*TASK DATA*
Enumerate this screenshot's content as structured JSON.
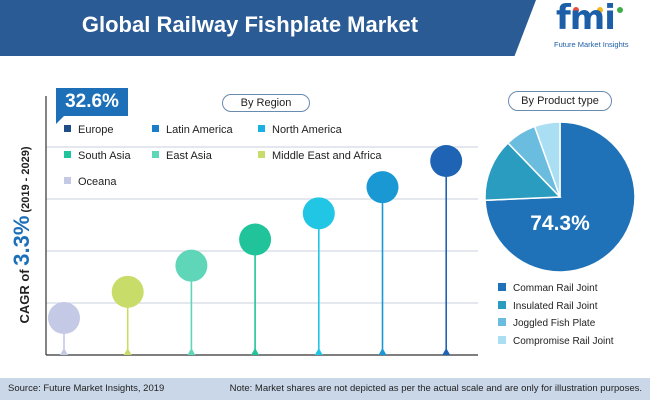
{
  "header": {
    "title": "Global Railway Fishplate Market",
    "logo_mark": "fmi",
    "logo_subtitle": "Future Market Insights"
  },
  "cagr": {
    "prefix": "CAGR of ",
    "value": "3.3%",
    "period": " (2019 - 2029)"
  },
  "badge": "32.6%",
  "region_pill": "By Region",
  "product_pill": "By Product type",
  "footer": {
    "source": "Source: Future Market Insights, 2019",
    "note": "Note: Market shares are not depicted as per the actual scale and are only for illustration purposes."
  },
  "chart_data": [
    {
      "type": "lollipop",
      "title": "By Region",
      "categories": [
        "Oceana",
        "Middle East and Africa",
        "East Asia",
        "South Asia",
        "North America",
        "Latin America",
        "Europe"
      ],
      "values": [
        1,
        2,
        3,
        4,
        5,
        6,
        7
      ],
      "colors": [
        "#c4c9e6",
        "#c8dc6a",
        "#5fd6b8",
        "#21c49a",
        "#21c6e4",
        "#1a98d4",
        "#1e63b4"
      ],
      "legend": [
        {
          "label": "Europe",
          "color": "#1e4d8a"
        },
        {
          "label": "Latin America",
          "color": "#1a7fc8"
        },
        {
          "label": "North America",
          "color": "#1ab0e2"
        },
        {
          "label": "South Asia",
          "color": "#21c49a"
        },
        {
          "label": "East Asia",
          "color": "#5fd6b8"
        },
        {
          "label": "Middle East and Africa",
          "color": "#c8dc6a"
        },
        {
          "label": "Oceana",
          "color": "#c4c9e6"
        }
      ],
      "highlight_label": "32.6%",
      "note": "illustrative ranking only; not to scale"
    },
    {
      "type": "pie",
      "title": "By Product type",
      "slices": [
        {
          "label": "Comman Rail Joint",
          "value": 74.3,
          "color": "#1f72b8"
        },
        {
          "label": "Insulated Rail Joint",
          "value": 13.5,
          "color": "#2a9cc0"
        },
        {
          "label": "Joggled Fish Plate",
          "value": 6.7,
          "color": "#6bbde0"
        },
        {
          "label": "Compromise Rail Joint",
          "value": 5.5,
          "color": "#a9def3"
        }
      ],
      "center_label": "74.3%"
    }
  ]
}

*TASK INSTRUCTIONS*
Find all the lines containing "type" in the material, then copy them.

*RESPONSE BELOW*
  "product_pill": "By Product type",
      "type": "lollipop",
      "type": "pie",
      "title": "By Product type",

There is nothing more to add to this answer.